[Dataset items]
━━━

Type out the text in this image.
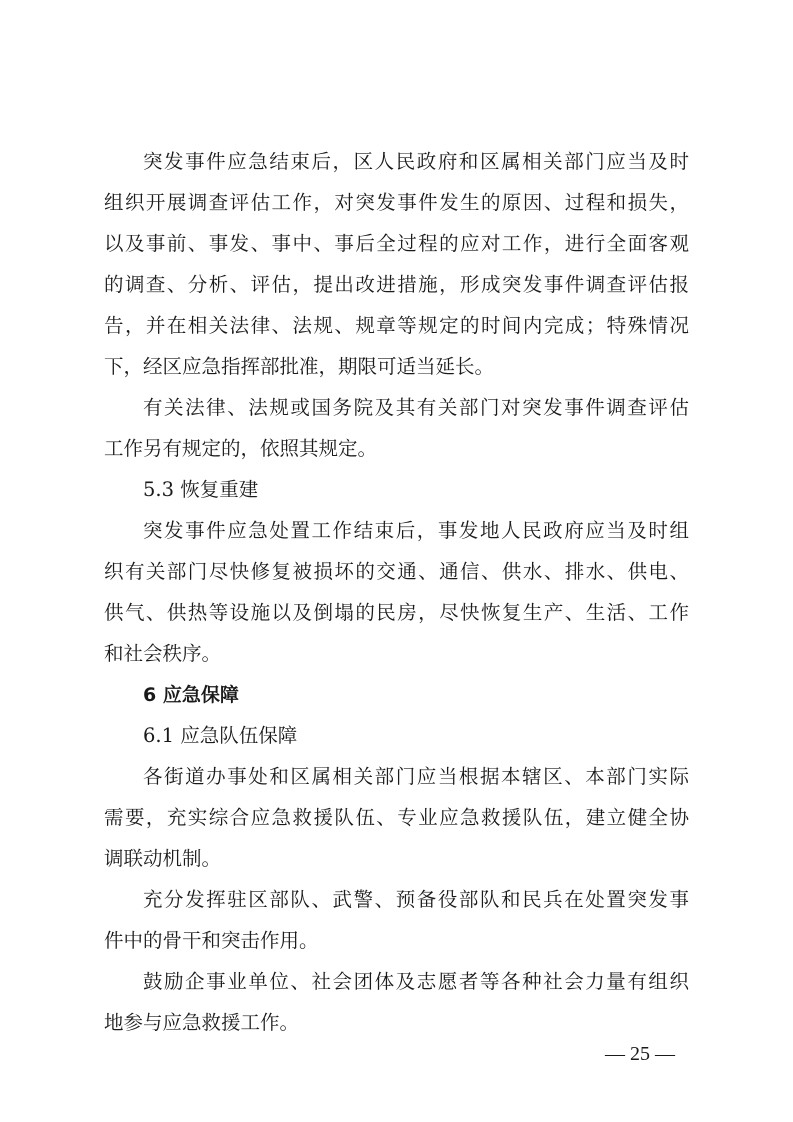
突发事件应急结束后，区人民政府和区属相关部门应当及时
组织开展调查评估工作，对突发事件发生的原因、过程和损失，
以及事前、事发、事中、事后全过程的应对工作，进行全面客观
的调查、分析、评估，提出改进措施，形成突发事件调查评估报
告，并在相关法律、法规、规章等规定的时间内完成；特殊情况
下，经区应急指挥部批准，期限可适当延长。
有关法律、法规或国务院及其有关部门对突发事件调查评估
工作另有规定的，依照其规定。
5.3 恢复重建
突发事件应急处置工作结束后，事发地人民政府应当及时组
织有关部门尽快修复被损坏的交通、通信、供水、排水、供电、
供气、供热等设施以及倒塌的民房，尽快恢复生产、生活、工作
和社会秩序。
6 应急保障
6.1 应急队伍保障
各街道办事处和区属相关部门应当根据本辖区、本部门实际
需要，充实综合应急救援队伍、专业应急救援队伍，建立健全协
调联动机制。
充分发挥驻区部队、武警、预备役部队和民兵在处置突发事
件中的骨干和突击作用。
鼓励企事业单位、社会团体及志愿者等各种社会力量有组织
地参与应急救援工作。
— 25 —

━━━

-- Written task --
Copy out all the records exactly, excluding pictures.

-- Problem solution --
Type out the text in this image.
突发事件应急结束后，区人民政府和区属相关部门应当及时
组织开展调查评估工作，对突发事件发生的原因、过程和损失，
以及事前、事发、事中、事后全过程的应对工作，进行全面客观
的调查、分析、评估，提出改进措施，形成突发事件调查评估报
告，并在相关法律、法规、规章等规定的时间内完成；特殊情况
下，经区应急指挥部批准，期限可适当延长。
有关法律、法规或国务院及其有关部门对突发事件调查评估
工作另有规定的，依照其规定。
5.3 恢复重建
突发事件应急处置工作结束后，事发地人民政府应当及时组
织有关部门尽快修复被损坏的交通、通信、供水、排水、供电、
供气、供热等设施以及倒塌的民房，尽快恢复生产、生活、工作
和社会秩序。
6 应急保障
6.1 应急队伍保障
各街道办事处和区属相关部门应当根据本辖区、本部门实际
需要，充实综合应急救援队伍、专业应急救援队伍，建立健全协
调联动机制。
充分发挥驻区部队、武警、预备役部队和民兵在处置突发事
件中的骨干和突击作用。
鼓励企事业单位、社会团体及志愿者等各种社会力量有组织
地参与应急救援工作。
— 25 —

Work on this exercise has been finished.